**PASSAGE PROVIDED**
* * * * *

I have a question for you, Cody_G. Both St Paul (Colossians 2:17) and the unknown author of the Epistle to the Hebrews (Hebrews 10:1), state that the Law of Moses in both its legislative requirements and its stories is a mere shadow of the reality we have in Christ. So, to put things in your terms, if the Holy Spirit inspired the life of Christ, what spirit inspired a mere shadow and not the reality?

They were certainly from man, for see how Jesus responded in Matthew 19:“Why then,” they asked, “did Moses command that a man give his wife a certificate of divorce and send her away?” Jesus replied, “ Moses permitted you to divorce your wives because your hearts were hard. But it was not this way from the beginning .” (Matthew 19:7-8 NIV)

Clearly a human being (Moses) has played a central role in the giving of the Law, albeit in an imperfect way. So the question is whether the Law was also from God. If so, then the question cannot be answered in a binary way, that is, in an “either or” way. So the framing of your question will not lead you to the truth.

gregoreite, I trust this will answer your questions.

The Law was a shadow of things to come, the reality is found in Christ. After Jesus came, the shadow would fade away because the reality had come and fulfilled and replaced what was in the Law. As light shines on an object, the object creates a shadow; the shadow of the Law gives us a dim image of the Kingdom of Heaven and of Jesus. Since the Law is the shadow of The Kingdom and Christ, the commands, statutes, ordinances, laws, decrees or whatever other words used to describe God’s will that He spoke to His people, are a shadowy figure of the Heavenly reality. These were not as some would say, laws, customs, and ideas from surrounding cultures or some examples that came from
false gods. This was not just ANE culture and thought; it was the spoken Word Of God.

* * * * *

**RECORD LIST**

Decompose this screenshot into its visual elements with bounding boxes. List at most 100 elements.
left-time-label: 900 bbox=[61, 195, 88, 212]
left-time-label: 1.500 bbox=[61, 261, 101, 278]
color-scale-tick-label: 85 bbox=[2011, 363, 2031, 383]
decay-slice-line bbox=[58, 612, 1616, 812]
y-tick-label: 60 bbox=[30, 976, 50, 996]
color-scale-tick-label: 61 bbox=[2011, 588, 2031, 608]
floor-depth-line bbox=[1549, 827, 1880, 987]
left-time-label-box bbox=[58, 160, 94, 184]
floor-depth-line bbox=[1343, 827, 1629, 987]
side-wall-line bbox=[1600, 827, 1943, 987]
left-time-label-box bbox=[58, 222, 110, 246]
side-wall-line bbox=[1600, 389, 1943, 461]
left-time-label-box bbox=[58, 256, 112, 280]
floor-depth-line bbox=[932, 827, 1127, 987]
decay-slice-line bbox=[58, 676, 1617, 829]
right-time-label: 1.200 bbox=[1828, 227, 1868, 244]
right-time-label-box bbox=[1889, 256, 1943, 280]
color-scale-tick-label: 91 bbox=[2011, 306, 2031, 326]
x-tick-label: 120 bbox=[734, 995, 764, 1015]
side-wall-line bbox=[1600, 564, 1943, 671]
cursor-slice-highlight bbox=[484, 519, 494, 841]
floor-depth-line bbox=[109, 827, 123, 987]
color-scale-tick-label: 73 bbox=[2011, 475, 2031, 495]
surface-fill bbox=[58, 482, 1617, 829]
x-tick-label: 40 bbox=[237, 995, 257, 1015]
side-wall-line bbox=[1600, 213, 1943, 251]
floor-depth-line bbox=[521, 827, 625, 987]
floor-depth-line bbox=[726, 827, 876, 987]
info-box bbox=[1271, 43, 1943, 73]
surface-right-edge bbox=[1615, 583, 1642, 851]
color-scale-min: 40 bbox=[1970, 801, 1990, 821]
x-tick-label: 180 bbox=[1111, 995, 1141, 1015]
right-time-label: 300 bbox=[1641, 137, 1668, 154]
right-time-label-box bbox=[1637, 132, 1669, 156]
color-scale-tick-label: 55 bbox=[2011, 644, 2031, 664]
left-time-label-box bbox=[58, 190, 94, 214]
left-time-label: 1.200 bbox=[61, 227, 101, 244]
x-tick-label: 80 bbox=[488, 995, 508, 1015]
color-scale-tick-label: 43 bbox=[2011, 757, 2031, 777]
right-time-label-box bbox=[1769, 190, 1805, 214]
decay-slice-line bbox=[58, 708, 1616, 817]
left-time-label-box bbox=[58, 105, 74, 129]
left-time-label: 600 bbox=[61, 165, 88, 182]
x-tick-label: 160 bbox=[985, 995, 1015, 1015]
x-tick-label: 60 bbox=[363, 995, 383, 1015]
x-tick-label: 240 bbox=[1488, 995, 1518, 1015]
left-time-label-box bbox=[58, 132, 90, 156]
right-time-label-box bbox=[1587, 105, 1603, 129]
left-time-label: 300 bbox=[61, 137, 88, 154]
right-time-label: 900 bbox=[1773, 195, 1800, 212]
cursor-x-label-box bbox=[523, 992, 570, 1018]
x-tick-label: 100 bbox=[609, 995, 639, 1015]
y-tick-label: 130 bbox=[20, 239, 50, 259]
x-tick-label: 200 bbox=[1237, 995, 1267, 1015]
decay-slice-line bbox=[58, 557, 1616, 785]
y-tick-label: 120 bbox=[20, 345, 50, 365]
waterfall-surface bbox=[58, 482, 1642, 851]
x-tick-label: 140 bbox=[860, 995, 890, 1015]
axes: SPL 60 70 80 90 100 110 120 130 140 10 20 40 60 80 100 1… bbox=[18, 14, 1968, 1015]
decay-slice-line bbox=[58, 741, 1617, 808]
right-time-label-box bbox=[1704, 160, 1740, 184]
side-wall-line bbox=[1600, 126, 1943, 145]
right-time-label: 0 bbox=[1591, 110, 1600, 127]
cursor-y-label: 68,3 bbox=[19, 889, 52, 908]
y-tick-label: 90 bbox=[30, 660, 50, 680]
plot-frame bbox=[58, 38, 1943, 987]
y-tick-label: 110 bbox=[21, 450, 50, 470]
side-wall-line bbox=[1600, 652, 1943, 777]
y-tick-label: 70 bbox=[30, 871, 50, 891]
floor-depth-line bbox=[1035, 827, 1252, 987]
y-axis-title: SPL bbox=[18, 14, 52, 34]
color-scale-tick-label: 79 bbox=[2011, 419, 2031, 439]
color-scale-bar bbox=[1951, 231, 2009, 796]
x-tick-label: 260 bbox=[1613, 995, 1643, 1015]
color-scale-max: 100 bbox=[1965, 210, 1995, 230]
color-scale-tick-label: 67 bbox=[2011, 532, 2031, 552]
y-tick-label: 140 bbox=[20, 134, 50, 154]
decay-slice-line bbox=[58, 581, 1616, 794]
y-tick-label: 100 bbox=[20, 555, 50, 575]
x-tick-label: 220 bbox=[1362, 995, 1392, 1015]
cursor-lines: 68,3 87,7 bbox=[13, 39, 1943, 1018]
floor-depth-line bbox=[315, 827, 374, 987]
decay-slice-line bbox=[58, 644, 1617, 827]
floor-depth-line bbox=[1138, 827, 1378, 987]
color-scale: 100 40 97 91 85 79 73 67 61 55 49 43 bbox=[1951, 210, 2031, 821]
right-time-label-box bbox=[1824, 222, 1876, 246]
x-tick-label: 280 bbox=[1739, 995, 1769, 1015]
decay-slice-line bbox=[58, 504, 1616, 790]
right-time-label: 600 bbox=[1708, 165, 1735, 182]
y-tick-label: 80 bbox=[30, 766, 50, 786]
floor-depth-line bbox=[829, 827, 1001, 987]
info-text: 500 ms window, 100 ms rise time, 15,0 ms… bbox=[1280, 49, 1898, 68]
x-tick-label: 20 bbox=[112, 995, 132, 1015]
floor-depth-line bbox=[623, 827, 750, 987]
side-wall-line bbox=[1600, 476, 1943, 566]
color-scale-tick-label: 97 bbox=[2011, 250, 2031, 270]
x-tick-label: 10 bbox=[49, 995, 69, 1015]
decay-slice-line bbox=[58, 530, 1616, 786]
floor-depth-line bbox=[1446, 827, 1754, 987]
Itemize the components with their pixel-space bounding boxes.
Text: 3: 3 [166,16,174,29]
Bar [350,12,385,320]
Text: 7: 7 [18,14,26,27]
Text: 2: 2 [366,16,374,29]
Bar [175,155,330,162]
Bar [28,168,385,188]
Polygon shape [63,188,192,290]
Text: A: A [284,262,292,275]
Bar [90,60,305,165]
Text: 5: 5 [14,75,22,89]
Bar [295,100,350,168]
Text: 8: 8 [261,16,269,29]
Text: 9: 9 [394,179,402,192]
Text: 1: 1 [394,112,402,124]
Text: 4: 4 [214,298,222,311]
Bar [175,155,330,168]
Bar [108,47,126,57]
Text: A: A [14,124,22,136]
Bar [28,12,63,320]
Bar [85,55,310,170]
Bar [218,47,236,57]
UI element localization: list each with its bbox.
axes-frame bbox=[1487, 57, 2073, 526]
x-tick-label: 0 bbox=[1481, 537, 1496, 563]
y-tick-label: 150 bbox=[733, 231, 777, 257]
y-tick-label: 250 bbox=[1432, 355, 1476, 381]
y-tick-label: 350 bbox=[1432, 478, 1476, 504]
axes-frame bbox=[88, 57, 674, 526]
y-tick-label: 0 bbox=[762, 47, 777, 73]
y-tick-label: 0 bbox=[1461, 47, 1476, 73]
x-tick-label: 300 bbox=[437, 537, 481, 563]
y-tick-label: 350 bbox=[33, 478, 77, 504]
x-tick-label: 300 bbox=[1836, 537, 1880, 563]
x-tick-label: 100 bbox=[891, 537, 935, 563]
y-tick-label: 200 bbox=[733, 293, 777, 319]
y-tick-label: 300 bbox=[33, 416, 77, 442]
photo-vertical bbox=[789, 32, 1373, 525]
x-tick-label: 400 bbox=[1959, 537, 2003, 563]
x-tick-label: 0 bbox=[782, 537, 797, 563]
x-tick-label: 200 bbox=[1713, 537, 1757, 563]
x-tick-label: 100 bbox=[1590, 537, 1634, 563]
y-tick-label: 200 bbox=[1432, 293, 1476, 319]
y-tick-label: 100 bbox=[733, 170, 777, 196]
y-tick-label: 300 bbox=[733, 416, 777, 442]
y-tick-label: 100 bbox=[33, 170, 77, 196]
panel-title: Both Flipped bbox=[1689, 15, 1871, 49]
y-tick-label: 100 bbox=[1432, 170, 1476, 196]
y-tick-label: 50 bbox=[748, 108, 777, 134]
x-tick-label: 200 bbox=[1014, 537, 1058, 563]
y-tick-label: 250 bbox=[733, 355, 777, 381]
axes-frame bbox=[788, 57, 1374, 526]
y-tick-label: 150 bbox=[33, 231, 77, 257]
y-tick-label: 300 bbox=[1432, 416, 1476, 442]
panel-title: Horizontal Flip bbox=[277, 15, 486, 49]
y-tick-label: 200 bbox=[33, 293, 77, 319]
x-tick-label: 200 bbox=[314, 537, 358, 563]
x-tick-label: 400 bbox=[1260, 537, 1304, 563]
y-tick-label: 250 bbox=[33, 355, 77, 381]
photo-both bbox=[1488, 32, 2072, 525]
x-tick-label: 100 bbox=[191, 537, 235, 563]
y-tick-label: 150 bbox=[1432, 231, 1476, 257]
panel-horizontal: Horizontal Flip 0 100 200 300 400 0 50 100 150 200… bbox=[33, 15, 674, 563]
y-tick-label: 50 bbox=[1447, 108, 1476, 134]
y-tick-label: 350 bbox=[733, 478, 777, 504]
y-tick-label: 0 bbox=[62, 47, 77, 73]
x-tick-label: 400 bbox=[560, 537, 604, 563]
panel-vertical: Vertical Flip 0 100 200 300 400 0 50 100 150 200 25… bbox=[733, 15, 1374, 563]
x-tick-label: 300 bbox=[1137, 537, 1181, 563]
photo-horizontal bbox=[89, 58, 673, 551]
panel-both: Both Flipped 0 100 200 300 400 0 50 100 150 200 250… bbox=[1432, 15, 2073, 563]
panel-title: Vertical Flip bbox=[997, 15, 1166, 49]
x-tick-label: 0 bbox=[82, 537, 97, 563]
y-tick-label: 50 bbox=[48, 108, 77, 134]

* * * * *

**TO-DO LIST**
A. Answer these questions from the passage on the Law of Moses:
(i) Which two verses are cited as stating that the Law of Moses is a shadow of the reality in Christ?
(ii) In the quoted words of Jesus, why did Moses permit divorce?
(iii) What, according to the writer addressing gregoreite, does the shadow of the Law give us?
B. Resume the passage on the Law of Moses, picking up after its final sentence.
The data bears no relation to the passage on the Law of Moses.

**WRITTEN RESPONSES**
A.
(i) Colossians 2:17 and Hebrews 10:1.
(ii) Because their hearts were hard.
(iii) A dim image of the Kingdom of Heaven and of Jesus.

B.
The Law was given verbally to Moses by God. Consistently in Exodus, Leviticus, Numbers, Deuteronomy, phrases such as these were used to describe Gods” communication with Moses and Israel, “The Lord said to Moses” or Moses said “the Lord said to me” or “as the Lord our God commanded”.

The Law was The Word Of God from God’s own mouth. It was so much so that Jesus said, Matt 5:17 "Do not think that I have come to abolish the Law or the Prophets; I have not come to abolish them but to fulfill them. 18 I tell you the truth, until heaven and earth disappear, not the smallest letter, not the least stroke of a pen, will by any means disappear from the Law until everything is accomplished. And, Luke 16:16 "The Law and the Prophets were proclaimed until John. Since that time, the good news of the kingdom of God is being preached, and everyone is forcing his way into it. 17 It is easier for heaven and earth to disappear than for the least stroke of a pen to drop out of the Law. The reality of the Law, is Jesus, and he came to FULFILL the very Words Of God. It was so much the Word Of God that Jesus had to fulfill it to the letter.

In Heb 8:5 They serve at a sanctuary that is a copy and shadow of what is in heaven. This is why Moses was warned when he was about to build the tabernacle: “See to it that you make everything according to the pattern shown you on the mountain.” The reason God warned Moses to make everything according to the pattern shown him on the mountain was because it was the representation of heaven. Not some ANE idea, not an image he dreamed up in his head and not stories handed down the generations to him. It was God speaking directly to him about heavenly things.

These are a few things of what Jesus said about the Law or it was said about him.

Keeping the Sabbath was a command God gave verbally to Moses, this is what Jesus said about that commandment of God, Matt 12:8 For the Son of Man is Lord of the Sabbath." Jesus was the Lord of that verbal command of God.

Matt 22:37"‘Love the Lord your God with all your heart and with all your soul and with all your mind.’ 38 This is the first and greatest commandment. 39 And the second is like it: ‘Love your neighbor as yourself.’ 40 All the Law and the Prophets hang on these two commandments." (Here the Law is united with what God told the prophets.)

Matt 23: "The teachers of the law and the Pharisees sit in Moses’ seat. 3 So you must obey them and do everything they tell you.”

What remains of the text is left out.